*Your goal:* Transcribe all the entries word for word, skipping the pictures.

*Given information:*

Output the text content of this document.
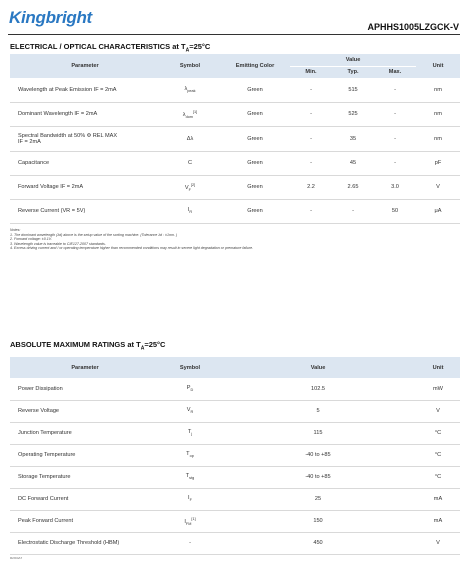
Kingbright	APHHS1005LZGCK-V
ELECTRICAL / OPTICAL CHARACTERISTICS at $T_A=25^\circ C$
Parameter	Symbol	Emitting Color	Value			Unit
			Min.	Typ.	Max.	

Wavelength at Peak Emission IF = 2mA	$\lambda_{peak}$	Green	-	515	-	nm

Dominant Wavelength IF = 2mA	$\lambda_{dom}[1]$	Green	-	525	-	nm

Spectral Bandwidth at 50% Φ REL MAX
IF = 2mA	Δλ	Green	-	35	-	nm

Capacitance	C	Green	-	45	-	pF

Forward Voltage IF = 2mA	$V_F[2]$	Green	2.2	2.65	3.0	V

Reverse Current (VR = 5V)	$I_R$	Green	-	-	50	μA
Notes:
1. The dominant wavelength (λd) above is the setup value of the sorting machine. (Tolerance λd : ±1nm. )
2. Forward voltage: ±0.1V.
3. Wavelength value is traceable to CIE127-2007 standards.
4. Excess driving current and / or operating temperature higher than recommended conditions may result in severe light degradation or premature failure.
ABSOLUTE MAXIMUM RATINGS at $T_A=25^\circ C$
Parameter	Symbol	Value	Unit
Power Dissipation	$P_D$	102.5	mW
Reverse Voltage	$V_R$	5	V
Junction Temperature	$T_j$	115	°C
Operating Temperature	$T_{op}$	-40 to +85	°C
Storage Temperature	$T_{stg}$	-40 to +85	°C
DC Forward Current	$I_F$	25	mA
Peak Forward Current	$I_{FM}[1]$	150	mA
Electrostatic Discharge Threshold (HBM)	-	450	V
R2/D4A7
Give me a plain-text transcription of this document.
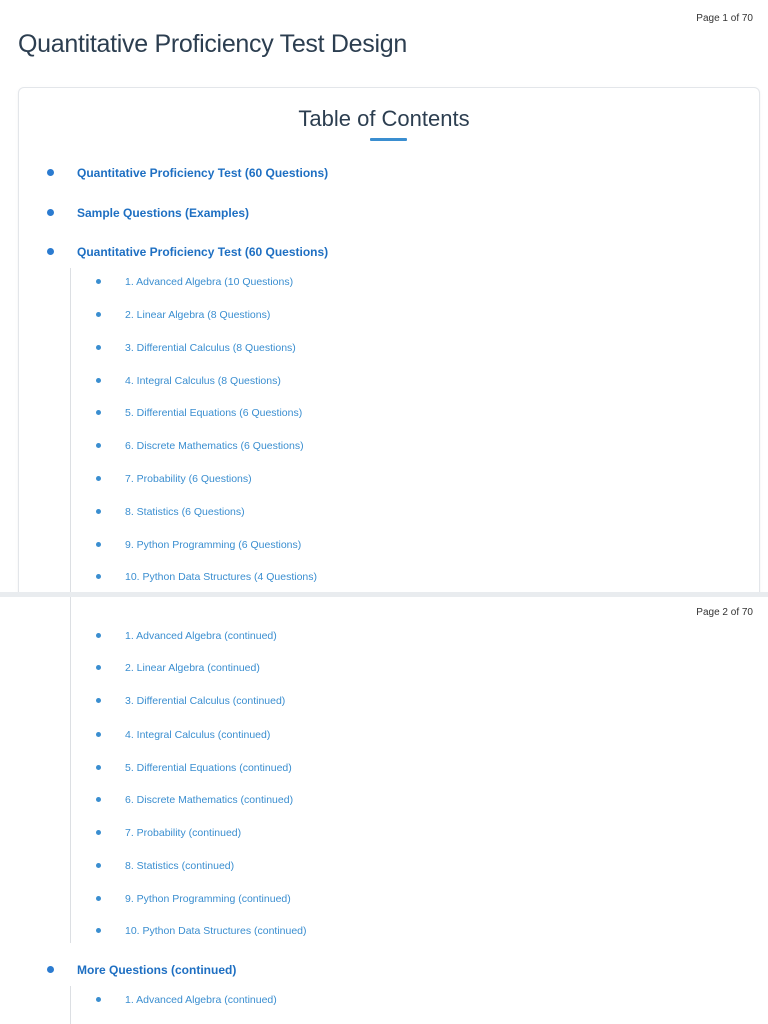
Page 1 of 70
Quantitative Proficiency Test Design
Table of Contents
Quantitative Proficiency Test (60 Questions)
Sample Questions (Examples)
Quantitative Proficiency Test (60 Questions)
1. Advanced Algebra (10 Questions)
2. Linear Algebra (8 Questions)
3. Differential Calculus (8 Questions)
4. Integral Calculus (8 Questions)
5. Differential Equations (6 Questions)
6. Discrete Mathematics (6 Questions)
7. Probability (6 Questions)
8. Statistics (6 Questions)
9. Python Programming (6 Questions)
10. Python Data Structures (4 Questions)
Page 2 of 70
1. Advanced Algebra (continued)
2. Linear Algebra (continued)
3. Differential Calculus (continued)
4. Integral Calculus (continued)
5. Differential Equations (continued)
6. Discrete Mathematics (continued)
7. Probability (continued)
8. Statistics (continued)
9. Python Programming (continued)
10. Python Data Structures (continued)
More Questions (continued)
1. Advanced Algebra (continued)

*Solution for this task:*
Output the text content of this document.
Kingbright	APHHS1005LZGCK-V
ELECTRICAL / OPTICAL CHARACTERISTICS at $T_A=25^\circ C$
Parameter	Symbol	Emitting Color	Value			Unit
			Min.	Typ.	Max.	

Wavelength at Peak Emission IF = 2mA	$\lambda_{peak}$	Green	-	515	-	nm

Dominant Wavelength IF = 2mA	$\lambda_{dom}[1]$	Green	-	525	-	nm

Spectral Bandwidth at 50% Φ REL MAX
IF = 2mA	Δλ	Green	-	35	-	nm

Capacitance	C	Green	-	45	-	pF

Forward Voltage IF = 2mA	$V_F[2]$	Green	2.2	2.65	3.0	V

Reverse Current (VR = 5V)	$I_R$	Green	-	-	50	μA
Notes:
1. The dominant wavelength (λd) above is the setup value of the sorting machine. (Tolerance λd : ±1nm. )
2. Forward voltage: ±0.1V.
3. Wavelength value is traceable to CIE127-2007 standards.
4. Excess driving current and / or operating temperature higher than recommended conditions may result in severe light degradation or premature failure.
ABSOLUTE MAXIMUM RATINGS at $T_A=25^\circ C$
Parameter	Symbol	Value	Unit
Power Dissipation	$P_D$	102.5	mW
Reverse Voltage	$V_R$	5	V
Junction Temperature	$T_j$	115	°C
Operating Temperature	$T_{op}$	-40 to +85	°C
Storage Temperature	$T_{stg}$	-40 to +85	°C
DC Forward Current	$I_F$	25	mA
Peak Forward Current	$I_{FM}[1]$	150	mA
Electrostatic Discharge Threshold (HBM)	-	450	V
R2/D4A7
Give me a plain-text transcription of this document.
Page 1 of 70
Quantitative Proficiency Test Design
Table of Contents
Quantitative Proficiency Test (60 Questions)
Sample Questions (Examples)
Quantitative Proficiency Test (60 Questions)
1. Advanced Algebra (10 Questions)
2. Linear Algebra (8 Questions)
3. Differential Calculus (8 Questions)
4. Integral Calculus (8 Questions)
5. Differential Equations (6 Questions)
6. Discrete Mathematics (6 Questions)
7. Probability (6 Questions)
8. Statistics (6 Questions)
9. Python Programming (6 Questions)
10. Python Data Structures (4 Questions)
Page 2 of 70
1. Advanced Algebra (continued)
2. Linear Algebra (continued)
3. Differential Calculus (continued)
4. Integral Calculus (continued)
5. Differential Equations (continued)
6. Discrete Mathematics (continued)
7. Probability (continued)
8. Statistics (continued)
9. Python Programming (continued)
10. Python Data Structures (continued)
More Questions (continued)
1. Advanced Algebra (continued)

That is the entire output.